----- Stored rows -----

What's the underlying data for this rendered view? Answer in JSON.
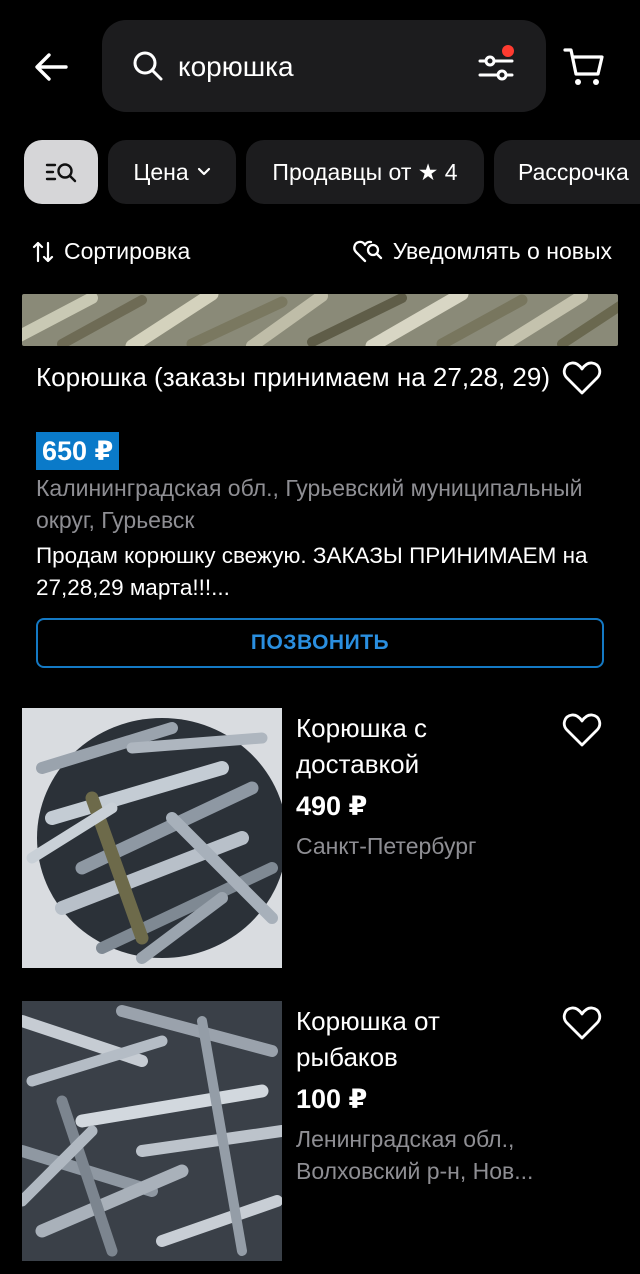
{
  "header": {
    "search_query": "корюшка",
    "icons": [
      "arrow-left-icon",
      "search-icon",
      "filter-sliders-icon",
      "cart-icon"
    ]
  },
  "filters": {
    "price_label": "Цена",
    "sellers_label": "Продавцы от ★ 4",
    "installment_label": "Рассрочка"
  },
  "sortbar": {
    "sort_label": "Сортировка",
    "notify_label": "Уведомлять о новых"
  },
  "listings": [
    {
      "title": "Корюшка (заказы принимаем на 27,28, 29)",
      "price": "650 ₽",
      "location": "Калининградская обл., Гурьевский муниципальный округ, Гурьевск",
      "description": "Продам корюшку свежую.  ЗАКАЗЫ ПРИНИМАЕМ на 27,28,29 марта!!!...",
      "call_label": "ПОЗВОНИТЬ"
    },
    {
      "title": "Корюшка с доставкой",
      "price": "490 ₽",
      "location": "Санкт-Петербург"
    },
    {
      "title": "Корюшка от рыбаков",
      "price": "100 ₽",
      "location": "Ленинградская обл., Волховский р-н, Нов..."
    }
  ],
  "colors": {
    "background": "#000000",
    "surface": "#1c1c1e",
    "accent_blue": "#0a7ac9",
    "notification_dot": "#ff3b30",
    "secondary_text": "#8e8e93"
  }
}
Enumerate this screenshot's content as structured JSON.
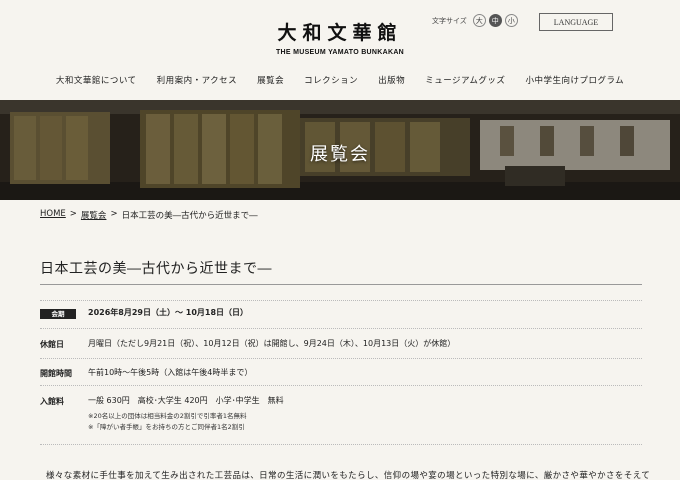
{
  "header": {
    "logo_jp": "大和文華館",
    "logo_en": "THE MUSEUM YAMATO BUNKAKAN",
    "fontsize_label": "文字サイズ",
    "fontsize_options": [
      "大",
      "中",
      "小"
    ],
    "language_label": "LANGUAGE"
  },
  "nav": {
    "items": [
      "大和文華館について",
      "利用案内・アクセス",
      "展覧会",
      "コレクション",
      "出版物",
      "ミュージアムグッズ",
      "小中学生向けプログラム"
    ]
  },
  "hero": {
    "title": "展覧会"
  },
  "breadcrumb": {
    "home": "HOME",
    "sep": ">",
    "exhibitions": "展覧会",
    "current": "日本工芸の美―古代から近世まで―"
  },
  "page": {
    "title": "日本工芸の美―古代から近世まで―"
  },
  "info": {
    "period_label": "会期",
    "period_value": "2026年8月29日（土）～ 10月18日（日）",
    "closed_label": "休館日",
    "closed_value": "月曜日（ただし9月21日（祝）、10月12日（祝）は開館し、9月24日（木）、10月13日（火）が休館）",
    "hours_label": "開館時間",
    "hours_value": "午前10時～午後5時（入館は午後4時半まで）",
    "fee_label": "入館料",
    "fee_value": "一般 630円　高校･大学生 420円　小学･中学生　無料",
    "fee_note1": "※20名以上の団体は相当料金の2割引で引率者1名無料",
    "fee_note2": "※「障がい者手帳」をお持ちの方とご同伴者1名2割引"
  },
  "body": {
    "text": "様々な素材に手仕事を加えて生み出された工芸品は、日常の生活に潤いをもたらし、信仰の場や宴の場といった特別な場に、厳かさや華やかさをそえて"
  }
}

-----

# Requirement
Return all of the data exactly as written, and drop the pictures.

# Answer to the task
What's the underlying data for this rendered view? Answer in JSON.
{
  "header": {
    "search_query": "корюшка",
    "icons": [
      "arrow-left-icon",
      "search-icon",
      "filter-sliders-icon",
      "cart-icon"
    ]
  },
  "filters": {
    "price_label": "Цена",
    "sellers_label": "Продавцы от ★ 4",
    "installment_label": "Рассрочка"
  },
  "sortbar": {
    "sort_label": "Сортировка",
    "notify_label": "Уведомлять о новых"
  },
  "listings": [
    {
      "title": "Корюшка (заказы принимаем на 27,28, 29)",
      "price": "650 ₽",
      "location": "Калининградская обл., Гурьевский муниципальный округ, Гурьевск",
      "description": "Продам корюшку свежую.  ЗАКАЗЫ ПРИНИМАЕМ на 27,28,29 марта!!!...",
      "call_label": "ПОЗВОНИТЬ"
    },
    {
      "title": "Корюшка с доставкой",
      "price": "490 ₽",
      "location": "Санкт-Петербург"
    },
    {
      "title": "Корюшка от рыбаков",
      "price": "100 ₽",
      "location": "Ленинградская обл., Волховский р-н, Нов..."
    }
  ],
  "colors": {
    "background": "#000000",
    "surface": "#1c1c1e",
    "accent_blue": "#0a7ac9",
    "notification_dot": "#ff3b30",
    "secondary_text": "#8e8e93"
  }
}
Enumerate this screenshot's content as structured JSON.
{
  "header": {
    "logo_jp": "大和文華館",
    "logo_en": "THE MUSEUM YAMATO BUNKAKAN",
    "fontsize_label": "文字サイズ",
    "fontsize_options": [
      "大",
      "中",
      "小"
    ],
    "language_label": "LANGUAGE"
  },
  "nav": {
    "items": [
      "大和文華館について",
      "利用案内・アクセス",
      "展覧会",
      "コレクション",
      "出版物",
      "ミュージアムグッズ",
      "小中学生向けプログラム"
    ]
  },
  "hero": {
    "title": "展覧会"
  },
  "breadcrumb": {
    "home": "HOME",
    "sep": ">",
    "exhibitions": "展覧会",
    "current": "日本工芸の美―古代から近世まで―"
  },
  "page": {
    "title": "日本工芸の美―古代から近世まで―"
  },
  "info": {
    "period_label": "会期",
    "period_value": "2026年8月29日（土）～ 10月18日（日）",
    "closed_label": "休館日",
    "closed_value": "月曜日（ただし9月21日（祝）、10月12日（祝）は開館し、9月24日（木）、10月13日（火）が休館）",
    "hours_label": "開館時間",
    "hours_value": "午前10時～午後5時（入館は午後4時半まで）",
    "fee_label": "入館料",
    "fee_value": "一般 630円　高校･大学生 420円　小学･中学生　無料",
    "fee_note1": "※20名以上の団体は相当料金の2割引で引率者1名無料",
    "fee_note2": "※「障がい者手帳」をお持ちの方とご同伴者1名2割引"
  },
  "body": {
    "text": "様々な素材に手仕事を加えて生み出された工芸品は、日常の生活に潤いをもたらし、信仰の場や宴の場といった特別な場に、厳かさや華やかさをそえて"
  }
}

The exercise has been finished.